:: GOAL ::
Search the records for "Would". Copy every line where it appears.

:: RECORDS ::

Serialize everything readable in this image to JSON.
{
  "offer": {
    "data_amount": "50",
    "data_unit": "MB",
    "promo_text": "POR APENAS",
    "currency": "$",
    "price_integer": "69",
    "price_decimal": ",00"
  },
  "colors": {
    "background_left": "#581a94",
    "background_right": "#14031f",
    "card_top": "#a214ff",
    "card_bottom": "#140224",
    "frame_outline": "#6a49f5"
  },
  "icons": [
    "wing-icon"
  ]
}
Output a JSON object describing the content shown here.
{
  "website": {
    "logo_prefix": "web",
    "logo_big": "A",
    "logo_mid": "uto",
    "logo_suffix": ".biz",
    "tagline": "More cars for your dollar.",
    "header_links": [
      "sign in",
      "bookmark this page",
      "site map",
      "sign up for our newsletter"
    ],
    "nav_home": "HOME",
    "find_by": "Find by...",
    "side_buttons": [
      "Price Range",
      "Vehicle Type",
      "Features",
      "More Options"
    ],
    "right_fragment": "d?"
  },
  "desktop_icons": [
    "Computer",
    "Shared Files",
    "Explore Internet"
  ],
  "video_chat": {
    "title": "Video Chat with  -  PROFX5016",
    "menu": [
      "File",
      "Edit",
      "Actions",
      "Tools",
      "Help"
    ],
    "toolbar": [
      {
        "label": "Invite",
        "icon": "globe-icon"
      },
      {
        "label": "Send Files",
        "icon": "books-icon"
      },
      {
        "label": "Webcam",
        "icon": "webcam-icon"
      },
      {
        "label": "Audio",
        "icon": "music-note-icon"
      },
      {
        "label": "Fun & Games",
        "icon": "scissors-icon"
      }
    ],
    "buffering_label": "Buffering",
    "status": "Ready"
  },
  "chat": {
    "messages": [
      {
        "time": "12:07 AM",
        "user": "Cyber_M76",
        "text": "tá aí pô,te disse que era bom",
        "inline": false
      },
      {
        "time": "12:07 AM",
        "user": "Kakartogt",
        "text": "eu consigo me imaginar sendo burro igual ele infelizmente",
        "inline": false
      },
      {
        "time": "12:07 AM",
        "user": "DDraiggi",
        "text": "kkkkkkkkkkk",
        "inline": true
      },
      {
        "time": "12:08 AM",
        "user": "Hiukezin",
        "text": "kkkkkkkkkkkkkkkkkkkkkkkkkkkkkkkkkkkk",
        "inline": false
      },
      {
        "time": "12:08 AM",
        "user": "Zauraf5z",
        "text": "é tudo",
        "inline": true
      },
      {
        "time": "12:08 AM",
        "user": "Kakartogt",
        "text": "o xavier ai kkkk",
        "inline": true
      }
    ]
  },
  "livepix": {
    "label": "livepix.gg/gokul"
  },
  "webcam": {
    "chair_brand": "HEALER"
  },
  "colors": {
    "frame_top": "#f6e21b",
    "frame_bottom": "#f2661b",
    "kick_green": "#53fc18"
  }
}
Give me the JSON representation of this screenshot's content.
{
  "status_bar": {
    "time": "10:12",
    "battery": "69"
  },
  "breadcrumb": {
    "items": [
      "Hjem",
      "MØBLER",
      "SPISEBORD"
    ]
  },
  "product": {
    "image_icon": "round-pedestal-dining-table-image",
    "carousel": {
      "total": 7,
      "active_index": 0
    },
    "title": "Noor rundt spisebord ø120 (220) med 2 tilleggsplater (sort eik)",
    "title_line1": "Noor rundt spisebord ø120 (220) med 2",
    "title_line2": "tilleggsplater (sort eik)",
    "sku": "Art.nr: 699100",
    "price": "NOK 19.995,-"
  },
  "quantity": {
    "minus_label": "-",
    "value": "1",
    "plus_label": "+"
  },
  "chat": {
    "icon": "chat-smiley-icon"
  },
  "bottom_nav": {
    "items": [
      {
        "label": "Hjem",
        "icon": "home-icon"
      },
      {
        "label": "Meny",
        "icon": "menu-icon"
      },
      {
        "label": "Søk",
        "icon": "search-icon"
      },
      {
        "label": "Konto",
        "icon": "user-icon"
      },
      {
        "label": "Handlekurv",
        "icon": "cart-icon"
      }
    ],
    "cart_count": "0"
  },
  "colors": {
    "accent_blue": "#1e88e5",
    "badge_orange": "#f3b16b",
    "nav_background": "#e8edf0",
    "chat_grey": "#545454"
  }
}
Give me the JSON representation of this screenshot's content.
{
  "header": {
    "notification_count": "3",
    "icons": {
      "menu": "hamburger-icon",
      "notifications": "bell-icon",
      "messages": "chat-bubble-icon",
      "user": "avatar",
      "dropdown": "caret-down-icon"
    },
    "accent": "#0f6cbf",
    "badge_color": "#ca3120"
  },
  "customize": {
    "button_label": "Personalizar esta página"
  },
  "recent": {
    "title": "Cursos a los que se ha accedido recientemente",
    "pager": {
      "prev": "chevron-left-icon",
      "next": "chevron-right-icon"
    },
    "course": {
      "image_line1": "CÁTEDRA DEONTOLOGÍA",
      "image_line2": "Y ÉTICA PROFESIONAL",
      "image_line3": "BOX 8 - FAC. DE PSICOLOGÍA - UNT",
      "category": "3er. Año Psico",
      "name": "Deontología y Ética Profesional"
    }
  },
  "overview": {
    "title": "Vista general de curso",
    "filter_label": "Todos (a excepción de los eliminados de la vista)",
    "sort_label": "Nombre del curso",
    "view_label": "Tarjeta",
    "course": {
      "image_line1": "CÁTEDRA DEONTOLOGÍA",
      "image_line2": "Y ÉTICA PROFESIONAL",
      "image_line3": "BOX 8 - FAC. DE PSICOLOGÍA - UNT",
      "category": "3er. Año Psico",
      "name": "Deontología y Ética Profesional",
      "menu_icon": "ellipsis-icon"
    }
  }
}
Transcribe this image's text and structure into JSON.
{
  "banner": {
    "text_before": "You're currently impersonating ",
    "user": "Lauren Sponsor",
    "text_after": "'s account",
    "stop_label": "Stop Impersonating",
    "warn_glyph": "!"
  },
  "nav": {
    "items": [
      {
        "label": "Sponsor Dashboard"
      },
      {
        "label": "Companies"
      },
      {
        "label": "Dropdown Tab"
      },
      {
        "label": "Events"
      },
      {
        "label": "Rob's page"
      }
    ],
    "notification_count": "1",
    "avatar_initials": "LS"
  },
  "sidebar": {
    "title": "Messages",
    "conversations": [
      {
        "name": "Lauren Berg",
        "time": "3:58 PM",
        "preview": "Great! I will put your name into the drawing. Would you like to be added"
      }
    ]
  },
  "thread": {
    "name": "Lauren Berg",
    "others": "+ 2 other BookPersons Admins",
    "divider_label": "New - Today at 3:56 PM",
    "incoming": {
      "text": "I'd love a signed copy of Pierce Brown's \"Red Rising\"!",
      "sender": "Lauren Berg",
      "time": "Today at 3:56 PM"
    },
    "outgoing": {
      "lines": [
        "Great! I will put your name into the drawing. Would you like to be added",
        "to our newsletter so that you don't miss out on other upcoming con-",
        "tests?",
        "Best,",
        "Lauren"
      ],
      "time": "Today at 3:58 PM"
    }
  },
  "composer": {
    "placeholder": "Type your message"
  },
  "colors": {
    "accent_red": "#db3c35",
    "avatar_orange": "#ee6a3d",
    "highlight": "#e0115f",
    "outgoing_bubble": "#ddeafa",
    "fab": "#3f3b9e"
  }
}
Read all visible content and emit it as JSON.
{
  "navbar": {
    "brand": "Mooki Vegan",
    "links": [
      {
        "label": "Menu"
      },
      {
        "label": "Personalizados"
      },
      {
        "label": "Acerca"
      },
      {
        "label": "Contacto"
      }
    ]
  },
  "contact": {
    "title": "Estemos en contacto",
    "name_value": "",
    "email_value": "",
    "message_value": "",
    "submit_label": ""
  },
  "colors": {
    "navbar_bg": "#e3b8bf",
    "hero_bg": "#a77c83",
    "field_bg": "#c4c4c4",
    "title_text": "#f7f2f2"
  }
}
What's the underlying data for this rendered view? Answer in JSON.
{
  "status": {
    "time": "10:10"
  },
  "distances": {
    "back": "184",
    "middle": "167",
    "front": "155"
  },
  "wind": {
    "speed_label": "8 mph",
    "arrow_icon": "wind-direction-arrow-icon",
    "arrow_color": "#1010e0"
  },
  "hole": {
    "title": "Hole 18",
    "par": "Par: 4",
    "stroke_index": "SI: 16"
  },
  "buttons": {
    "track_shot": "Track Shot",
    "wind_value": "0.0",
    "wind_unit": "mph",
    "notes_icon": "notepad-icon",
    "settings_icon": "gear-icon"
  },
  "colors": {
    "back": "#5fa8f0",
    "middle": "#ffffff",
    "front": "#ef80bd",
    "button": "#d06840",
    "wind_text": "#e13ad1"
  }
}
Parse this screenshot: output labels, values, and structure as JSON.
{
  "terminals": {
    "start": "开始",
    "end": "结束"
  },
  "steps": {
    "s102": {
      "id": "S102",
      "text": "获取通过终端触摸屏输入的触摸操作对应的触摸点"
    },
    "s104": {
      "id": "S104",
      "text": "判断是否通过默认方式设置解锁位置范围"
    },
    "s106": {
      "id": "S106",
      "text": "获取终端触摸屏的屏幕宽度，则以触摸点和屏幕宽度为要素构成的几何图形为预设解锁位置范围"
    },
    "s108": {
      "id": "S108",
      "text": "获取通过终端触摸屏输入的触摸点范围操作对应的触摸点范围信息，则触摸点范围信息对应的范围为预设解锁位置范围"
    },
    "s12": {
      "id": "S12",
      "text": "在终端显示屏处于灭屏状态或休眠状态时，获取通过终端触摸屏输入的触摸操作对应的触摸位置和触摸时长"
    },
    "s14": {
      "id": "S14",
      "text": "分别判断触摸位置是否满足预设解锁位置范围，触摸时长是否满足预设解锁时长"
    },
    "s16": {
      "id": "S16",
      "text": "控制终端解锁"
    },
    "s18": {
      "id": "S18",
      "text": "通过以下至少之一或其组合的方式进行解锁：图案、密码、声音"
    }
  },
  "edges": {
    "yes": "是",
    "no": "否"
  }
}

:: COMPLETED TASK ::
        "preview": "Great! I will put your name into the drawing. Would you like to be added"
        "Great! I will put your name into the drawing. Would you like to be added",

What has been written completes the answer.